**** SOURCE TEXT ****


    There are a lot of other errors nginx can throw, however most of them have messages which should make it immediately explanatory what has gone wrong. E.g. Your SSL keys aren’t working, or you’re missing a bracket etc.

    But either way that’s pretty much it. Hopefully this has helped you get up and running with nginx and have a better idea of what everything is doing. Any questions or corrections throw them below.

    As I mentioned at the top. I’m having problems with PHP-FPM, I also don’t really understand it (so I have problems, go figure). I’d love to write a guide about how to go about debugging PHP-FPM, what sort of problems are common, what process you should use to debug it etc. (teach a man to fish and he won’t fill up the nginx group with trouble shooting).

    So if you’ve got experience in this contact me or leave a comment, it’d be great to write up a resource for people just starting.

    Comments

    Why not create a wiki out of

    bhosmer's picture

    Why not create a wiki out of this instead? We can all add to it then.

    I love the suggestion of

    jminker's picture

    I love the suggestion of creating a wiki. :)

    Jim

    I'll put my money where my

    bhosmer's picture

    I'll put my money where my mouth is: https://groups.drupal.org/node/388488

    The nice formatting that @splitsplitsplit had isn't there yet though. I've got some RHEL/CentOS stuff to add.

    Aah I was confused by the

    splitsplitsplit's picture

    Aah I was confused by the wiki, until I realised it was just a post we can all edit.

    Great idea, I'll go format it now. Ok, so I've formatted it but I did this by just copying and pasting in my post and then adding your chunk on CentOS and RHEL.

    I couldn't spot any other differences but did you add anything else I've left out? (I kept a copy just in case.)

**** EXTRACTED MATERIAL ****

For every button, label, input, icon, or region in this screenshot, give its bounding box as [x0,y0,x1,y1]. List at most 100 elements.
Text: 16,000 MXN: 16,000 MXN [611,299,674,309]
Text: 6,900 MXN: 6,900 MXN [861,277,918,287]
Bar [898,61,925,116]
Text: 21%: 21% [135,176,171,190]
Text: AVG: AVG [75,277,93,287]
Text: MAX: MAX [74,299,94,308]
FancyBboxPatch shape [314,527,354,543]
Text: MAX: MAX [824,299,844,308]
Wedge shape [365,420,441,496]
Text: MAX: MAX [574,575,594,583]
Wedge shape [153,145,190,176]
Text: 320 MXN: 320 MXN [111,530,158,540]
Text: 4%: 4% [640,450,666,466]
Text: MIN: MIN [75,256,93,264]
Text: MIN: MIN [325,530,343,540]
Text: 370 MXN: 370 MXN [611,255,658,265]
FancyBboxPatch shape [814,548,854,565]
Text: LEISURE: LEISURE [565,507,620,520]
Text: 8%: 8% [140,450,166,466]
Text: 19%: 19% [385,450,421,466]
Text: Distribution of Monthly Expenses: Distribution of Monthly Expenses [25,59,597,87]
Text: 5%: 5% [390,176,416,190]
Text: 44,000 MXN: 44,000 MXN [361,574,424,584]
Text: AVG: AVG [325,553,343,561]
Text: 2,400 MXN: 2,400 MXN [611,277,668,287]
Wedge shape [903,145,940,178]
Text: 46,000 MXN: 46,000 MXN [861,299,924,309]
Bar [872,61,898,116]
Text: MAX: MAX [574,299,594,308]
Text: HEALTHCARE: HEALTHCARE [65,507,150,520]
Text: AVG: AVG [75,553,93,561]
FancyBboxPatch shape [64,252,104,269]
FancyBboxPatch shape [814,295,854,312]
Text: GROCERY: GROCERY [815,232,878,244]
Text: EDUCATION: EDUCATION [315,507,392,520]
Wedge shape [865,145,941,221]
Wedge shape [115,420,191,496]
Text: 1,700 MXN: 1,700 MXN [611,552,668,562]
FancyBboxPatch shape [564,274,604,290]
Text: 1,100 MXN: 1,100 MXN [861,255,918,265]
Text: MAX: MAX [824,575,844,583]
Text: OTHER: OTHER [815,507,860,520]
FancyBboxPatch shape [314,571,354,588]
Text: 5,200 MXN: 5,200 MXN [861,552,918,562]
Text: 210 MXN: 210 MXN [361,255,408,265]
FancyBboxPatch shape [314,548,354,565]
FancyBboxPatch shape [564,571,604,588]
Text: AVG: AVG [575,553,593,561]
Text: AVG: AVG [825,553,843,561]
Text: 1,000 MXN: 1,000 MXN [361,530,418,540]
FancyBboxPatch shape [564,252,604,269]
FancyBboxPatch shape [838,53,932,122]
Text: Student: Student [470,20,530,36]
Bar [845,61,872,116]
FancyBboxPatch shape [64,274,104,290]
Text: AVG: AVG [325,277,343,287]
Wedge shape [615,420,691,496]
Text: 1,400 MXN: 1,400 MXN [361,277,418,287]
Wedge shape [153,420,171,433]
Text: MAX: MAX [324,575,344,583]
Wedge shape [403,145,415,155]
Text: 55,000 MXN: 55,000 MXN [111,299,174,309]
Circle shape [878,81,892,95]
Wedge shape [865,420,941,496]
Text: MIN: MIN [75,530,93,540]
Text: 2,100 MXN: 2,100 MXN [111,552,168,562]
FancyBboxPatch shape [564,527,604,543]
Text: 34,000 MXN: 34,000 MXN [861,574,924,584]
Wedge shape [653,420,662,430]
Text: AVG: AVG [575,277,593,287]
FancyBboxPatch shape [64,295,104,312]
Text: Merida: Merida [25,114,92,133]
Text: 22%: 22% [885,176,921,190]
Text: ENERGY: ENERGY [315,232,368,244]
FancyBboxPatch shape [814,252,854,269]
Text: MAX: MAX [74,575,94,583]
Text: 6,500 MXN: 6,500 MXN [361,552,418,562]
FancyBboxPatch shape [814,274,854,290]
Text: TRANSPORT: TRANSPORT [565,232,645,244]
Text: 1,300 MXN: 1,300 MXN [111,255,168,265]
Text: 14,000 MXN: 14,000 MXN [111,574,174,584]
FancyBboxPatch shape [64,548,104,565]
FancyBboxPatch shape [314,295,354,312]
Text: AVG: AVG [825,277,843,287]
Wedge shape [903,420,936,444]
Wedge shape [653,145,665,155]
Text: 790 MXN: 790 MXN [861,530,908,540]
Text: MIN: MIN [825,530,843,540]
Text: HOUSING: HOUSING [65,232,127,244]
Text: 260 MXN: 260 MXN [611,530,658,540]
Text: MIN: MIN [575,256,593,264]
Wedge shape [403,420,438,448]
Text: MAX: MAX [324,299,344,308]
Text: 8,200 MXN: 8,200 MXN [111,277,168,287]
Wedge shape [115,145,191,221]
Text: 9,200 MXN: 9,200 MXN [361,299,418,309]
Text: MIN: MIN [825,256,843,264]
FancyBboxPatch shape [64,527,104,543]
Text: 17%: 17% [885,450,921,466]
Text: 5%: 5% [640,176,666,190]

****

== TASKS TO COMPLETE ==
(a) In the nginx discussion, why does the post not cover the many other errors nginx can throw? Answer in one to three sentences.
(b) In the nginx discussion, what material does bhosmer say he has to add?
(c) Carry on the nginx discussion from its final comment.

== SOLVED TASKS ==
(a) Most of those errors have messages that make it immediately clear what has gone wrong. Examples include SSL keys that aren't working or a missing bracket.

(b) He has some RHEL/CentOS material to add.

(c)
    Yep, that is all I had time

    bhosmer's picture

    Yep, that is all I had time to add last night. The wiki gives some nice revision information too. I just couldn't get your formatting in because you can't edit someone else's discussion. I've got a bit more to add regarding php-fastcgi.

    Yeah my knowledge about that

    splitsplitsplit's picture

    My knowledge about the PHP side of things is pretty weak, I couldn't really say much. PHP-FastCGI and FPM probably deserve their own section with a proper explanation of how they work.

    Just not knowing how it functions means I get worried when problems go away. I think I just found a solution to my timeout problems in another thread. I changed keepalive and suddenly it works, but I haven't the faintest idea why.

    I might try to write my own fairly poor description of PHP-FastCGI & FPM to get people started and leave a whole bunch of sub-titles blank with things I don't understand.

    I have a site running if anyone's interested

    jebbushell's picture

    I have a D7 , Mysql, Nginx, FPM site on a 128M instance of Ubuntu 12.04LTS hosted by Ramnode. A real cheapie.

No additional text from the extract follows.